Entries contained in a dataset
-*-
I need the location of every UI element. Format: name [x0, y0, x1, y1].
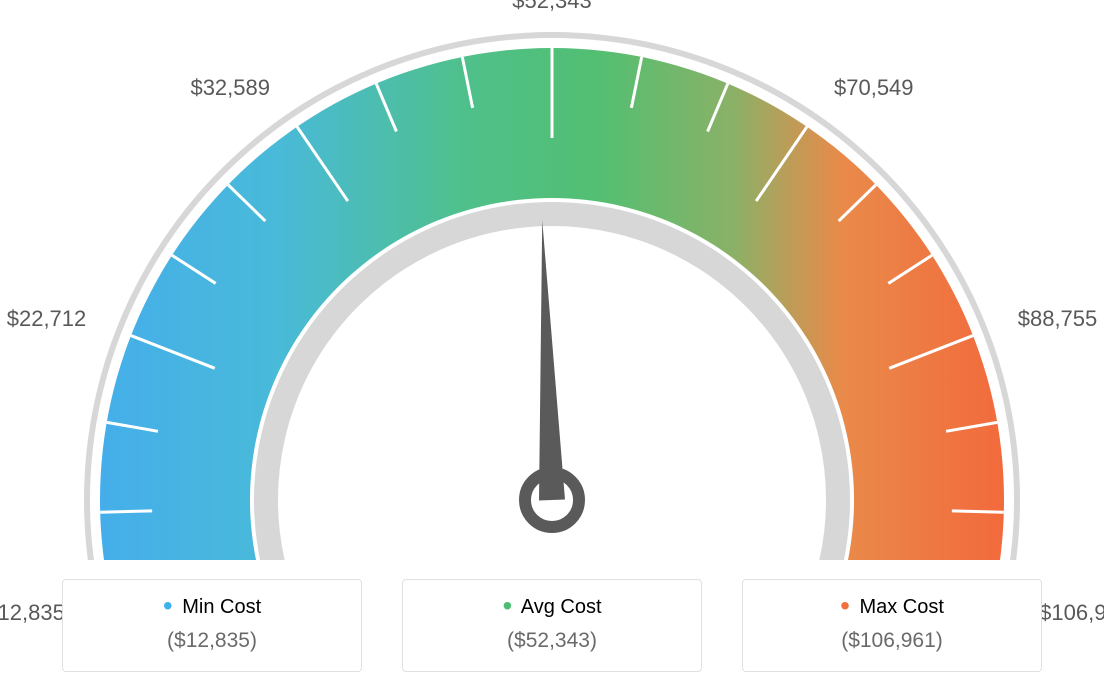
legend-title-min: • Min Cost	[73, 596, 351, 619]
legend-card-avg: • Avg Cost ($52,343)	[402, 579, 702, 672]
legend-card-max: • Max Cost ($106,961)	[742, 579, 1042, 672]
legend-title-max: • Max Cost	[753, 596, 1031, 619]
legend-label: Min Cost	[182, 596, 261, 618]
legend-row: • Min Cost ($12,835) • Avg Cost ($52,343…	[0, 579, 1104, 672]
gauge-tick-label: $32,589	[170, 75, 270, 101]
gauge-chart: $12,835$22,712$32,589$52,343$70,549$88,7…	[0, 0, 1104, 560]
legend-title-avg: • Avg Cost	[413, 596, 691, 619]
legend-value-max: ($106,961)	[753, 629, 1031, 653]
legend-value-avg: ($52,343)	[413, 629, 691, 653]
gauge-tick-label: $22,712	[0, 306, 86, 332]
legend-card-min: • Min Cost ($12,835)	[62, 579, 362, 672]
gauge-tick-label: $70,549	[834, 75, 944, 101]
gauge-tick-label: $52,343	[497, 0, 607, 14]
legend-label: Max Cost	[859, 596, 943, 618]
legend-value-min: ($12,835)	[73, 629, 351, 653]
legend-label: Avg Cost	[521, 596, 602, 618]
gauge-tick-label: $88,755	[1018, 306, 1104, 332]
-*-
:: Prompt ::
Gather every line of the entries above that contains the string "value".

:: Reply ::
legend-value-max: ($106,961)	[753, 629, 1031, 653]
legend-value-avg: ($52,343)	[413, 629, 691, 653]
legend-value-min: ($12,835)	[73, 629, 351, 653]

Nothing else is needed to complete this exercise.